## [EXERCISE PROMPT]
Scan the material below for the string "Jarabe", and copy every line where it shows up.

## [DATASET EXCERPTS]
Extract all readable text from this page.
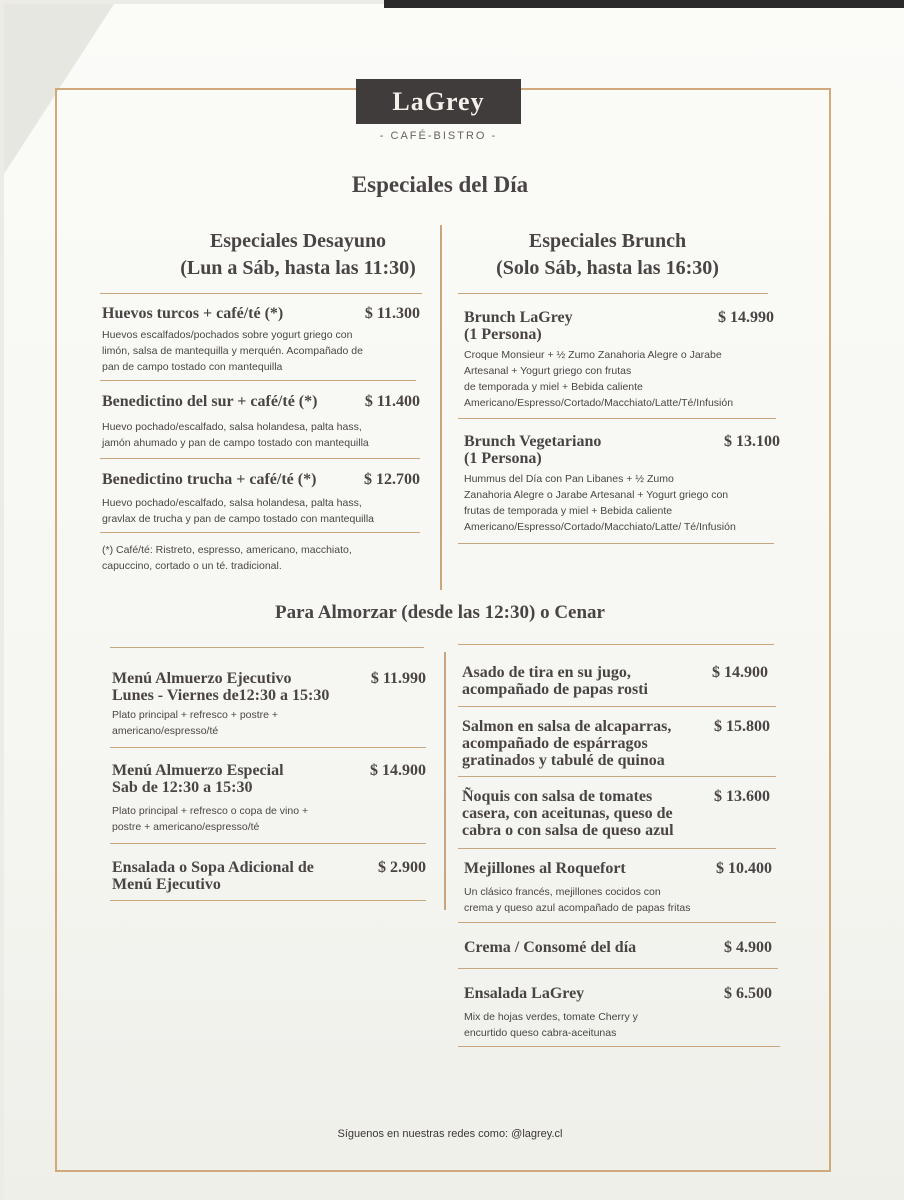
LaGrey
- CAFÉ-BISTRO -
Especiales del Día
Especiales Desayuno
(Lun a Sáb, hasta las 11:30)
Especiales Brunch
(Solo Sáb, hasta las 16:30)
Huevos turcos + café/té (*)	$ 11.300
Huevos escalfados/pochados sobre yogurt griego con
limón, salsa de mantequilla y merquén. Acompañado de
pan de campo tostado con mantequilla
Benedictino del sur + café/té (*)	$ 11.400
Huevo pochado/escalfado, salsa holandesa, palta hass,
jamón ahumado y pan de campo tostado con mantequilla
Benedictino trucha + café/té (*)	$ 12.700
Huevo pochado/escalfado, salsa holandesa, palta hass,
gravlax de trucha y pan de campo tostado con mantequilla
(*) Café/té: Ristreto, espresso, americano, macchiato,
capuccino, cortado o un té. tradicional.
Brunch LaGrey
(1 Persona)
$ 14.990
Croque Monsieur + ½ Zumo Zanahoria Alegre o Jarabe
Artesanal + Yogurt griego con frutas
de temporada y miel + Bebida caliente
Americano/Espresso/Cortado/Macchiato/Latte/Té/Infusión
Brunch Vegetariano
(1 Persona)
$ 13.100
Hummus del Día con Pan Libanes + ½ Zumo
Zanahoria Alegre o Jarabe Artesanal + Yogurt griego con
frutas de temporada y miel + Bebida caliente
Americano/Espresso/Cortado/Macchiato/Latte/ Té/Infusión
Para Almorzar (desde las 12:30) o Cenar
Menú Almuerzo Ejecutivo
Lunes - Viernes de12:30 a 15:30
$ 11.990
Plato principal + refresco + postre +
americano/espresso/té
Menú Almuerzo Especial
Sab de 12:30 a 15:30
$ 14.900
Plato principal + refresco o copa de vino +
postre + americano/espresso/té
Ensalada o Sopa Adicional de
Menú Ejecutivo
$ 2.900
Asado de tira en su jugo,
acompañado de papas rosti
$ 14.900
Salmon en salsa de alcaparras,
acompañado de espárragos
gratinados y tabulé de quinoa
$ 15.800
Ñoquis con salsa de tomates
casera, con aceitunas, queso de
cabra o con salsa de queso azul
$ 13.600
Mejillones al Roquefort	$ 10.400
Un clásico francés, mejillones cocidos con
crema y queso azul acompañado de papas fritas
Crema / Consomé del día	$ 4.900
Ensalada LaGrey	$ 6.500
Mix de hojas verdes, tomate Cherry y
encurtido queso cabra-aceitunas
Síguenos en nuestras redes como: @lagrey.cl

## [CORRECT RESULT]
Croque Monsieur + ½ Zumo Zanahoria Alegre o Jarabe
Zanahoria Alegre o Jarabe Artesanal + Yogurt griego con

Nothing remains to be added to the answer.